• **WRITTEN EXERCISE**:
Provide the number of lines where the word "Национальная" occurs, and no other text.

• **RECORDS FOR THIS TASK**:
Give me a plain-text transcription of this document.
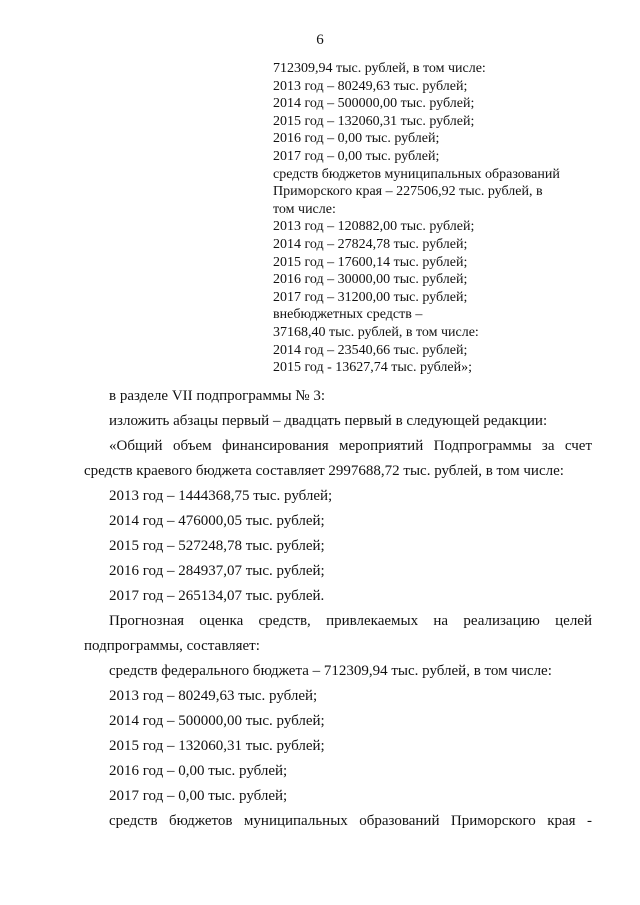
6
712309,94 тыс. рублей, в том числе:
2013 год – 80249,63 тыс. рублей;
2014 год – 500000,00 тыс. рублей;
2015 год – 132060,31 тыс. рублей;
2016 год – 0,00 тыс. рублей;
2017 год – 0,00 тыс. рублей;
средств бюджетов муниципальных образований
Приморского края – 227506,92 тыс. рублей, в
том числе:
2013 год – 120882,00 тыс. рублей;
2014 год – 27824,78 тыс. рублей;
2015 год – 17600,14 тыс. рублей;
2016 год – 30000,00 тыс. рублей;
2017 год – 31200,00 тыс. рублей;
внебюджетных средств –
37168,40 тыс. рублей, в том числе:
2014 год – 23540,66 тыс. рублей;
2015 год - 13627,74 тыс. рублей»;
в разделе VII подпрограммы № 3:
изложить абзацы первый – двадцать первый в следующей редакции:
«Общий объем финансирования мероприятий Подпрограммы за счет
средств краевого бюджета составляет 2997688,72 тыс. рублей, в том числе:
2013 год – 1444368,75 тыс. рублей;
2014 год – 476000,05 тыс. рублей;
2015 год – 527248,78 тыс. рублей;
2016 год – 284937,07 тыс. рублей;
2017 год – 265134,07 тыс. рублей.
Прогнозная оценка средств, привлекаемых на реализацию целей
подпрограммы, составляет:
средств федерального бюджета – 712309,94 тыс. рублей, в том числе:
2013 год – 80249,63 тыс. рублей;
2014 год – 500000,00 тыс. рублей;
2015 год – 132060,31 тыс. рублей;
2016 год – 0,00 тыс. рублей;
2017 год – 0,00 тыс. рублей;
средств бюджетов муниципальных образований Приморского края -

---

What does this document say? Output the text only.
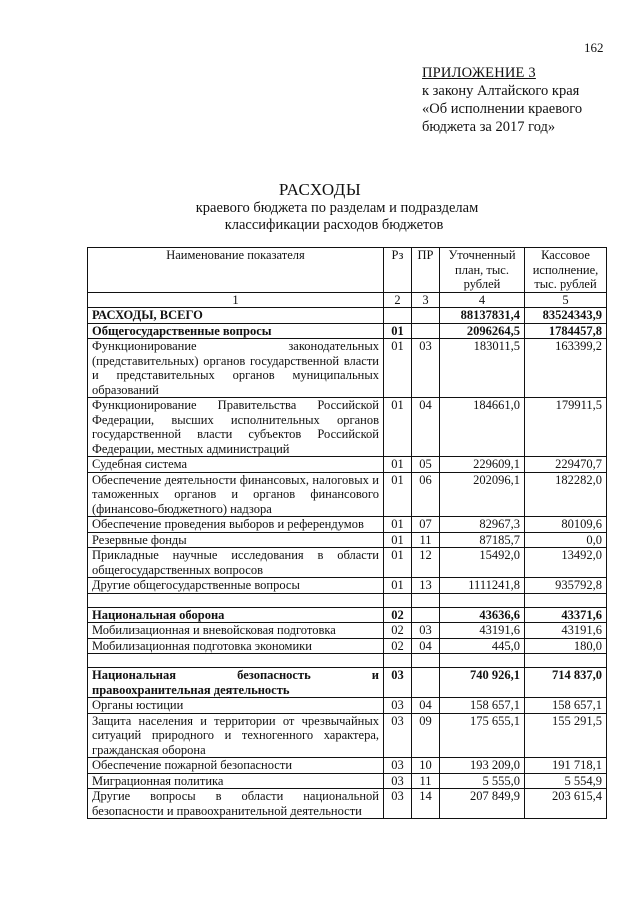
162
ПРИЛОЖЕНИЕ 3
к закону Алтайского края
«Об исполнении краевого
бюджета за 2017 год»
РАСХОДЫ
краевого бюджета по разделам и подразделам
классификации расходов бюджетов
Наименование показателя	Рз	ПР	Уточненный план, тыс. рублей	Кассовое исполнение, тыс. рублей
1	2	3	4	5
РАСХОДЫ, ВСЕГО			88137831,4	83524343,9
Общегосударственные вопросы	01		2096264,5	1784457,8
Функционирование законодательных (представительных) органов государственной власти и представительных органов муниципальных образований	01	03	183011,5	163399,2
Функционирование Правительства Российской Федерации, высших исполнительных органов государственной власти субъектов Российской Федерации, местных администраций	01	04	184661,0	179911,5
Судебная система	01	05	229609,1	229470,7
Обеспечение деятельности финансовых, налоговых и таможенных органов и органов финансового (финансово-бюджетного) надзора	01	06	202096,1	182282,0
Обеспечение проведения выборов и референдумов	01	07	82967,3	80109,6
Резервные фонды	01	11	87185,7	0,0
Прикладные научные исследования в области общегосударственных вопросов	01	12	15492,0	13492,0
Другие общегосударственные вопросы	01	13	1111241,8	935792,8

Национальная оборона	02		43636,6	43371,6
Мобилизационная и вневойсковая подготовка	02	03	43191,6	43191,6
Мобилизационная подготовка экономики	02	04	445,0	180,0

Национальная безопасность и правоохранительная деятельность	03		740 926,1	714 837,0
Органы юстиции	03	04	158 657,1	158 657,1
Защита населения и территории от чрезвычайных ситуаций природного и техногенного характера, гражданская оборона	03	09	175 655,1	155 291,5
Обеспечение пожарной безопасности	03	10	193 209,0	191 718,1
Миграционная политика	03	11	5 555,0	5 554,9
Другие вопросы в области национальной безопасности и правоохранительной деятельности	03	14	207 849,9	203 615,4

• **ANSWER**:
2